____ Given information
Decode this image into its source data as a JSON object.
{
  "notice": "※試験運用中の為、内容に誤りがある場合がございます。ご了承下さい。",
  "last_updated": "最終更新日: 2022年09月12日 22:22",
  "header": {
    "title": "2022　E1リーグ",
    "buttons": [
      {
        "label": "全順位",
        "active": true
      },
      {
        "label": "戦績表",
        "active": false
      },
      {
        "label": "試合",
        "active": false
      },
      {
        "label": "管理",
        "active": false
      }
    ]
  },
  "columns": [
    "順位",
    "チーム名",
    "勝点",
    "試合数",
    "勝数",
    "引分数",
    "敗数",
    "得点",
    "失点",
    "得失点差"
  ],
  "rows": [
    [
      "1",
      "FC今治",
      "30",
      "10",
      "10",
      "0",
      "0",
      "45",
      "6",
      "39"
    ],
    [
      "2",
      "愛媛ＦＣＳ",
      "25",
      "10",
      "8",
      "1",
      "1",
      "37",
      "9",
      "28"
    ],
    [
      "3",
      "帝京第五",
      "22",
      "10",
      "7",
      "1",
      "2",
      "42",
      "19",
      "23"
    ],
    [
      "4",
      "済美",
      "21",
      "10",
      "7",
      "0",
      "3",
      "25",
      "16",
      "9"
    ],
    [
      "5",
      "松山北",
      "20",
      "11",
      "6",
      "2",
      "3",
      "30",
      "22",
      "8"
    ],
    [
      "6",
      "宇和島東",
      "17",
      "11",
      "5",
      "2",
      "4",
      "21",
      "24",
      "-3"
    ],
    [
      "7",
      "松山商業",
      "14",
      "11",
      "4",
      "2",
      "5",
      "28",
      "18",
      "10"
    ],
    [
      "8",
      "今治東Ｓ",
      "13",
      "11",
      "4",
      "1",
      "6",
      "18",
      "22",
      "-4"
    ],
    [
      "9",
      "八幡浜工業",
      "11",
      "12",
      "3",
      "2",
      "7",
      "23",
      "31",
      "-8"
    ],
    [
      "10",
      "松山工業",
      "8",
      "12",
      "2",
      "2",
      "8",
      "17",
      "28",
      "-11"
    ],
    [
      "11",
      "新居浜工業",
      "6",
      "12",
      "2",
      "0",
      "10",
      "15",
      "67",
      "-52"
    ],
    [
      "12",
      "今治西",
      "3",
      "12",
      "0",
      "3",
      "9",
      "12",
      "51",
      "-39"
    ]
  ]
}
________
▶ [Request] Work out how many lines above contain the word "label". Give only the number.

▶ [Problem solution] 4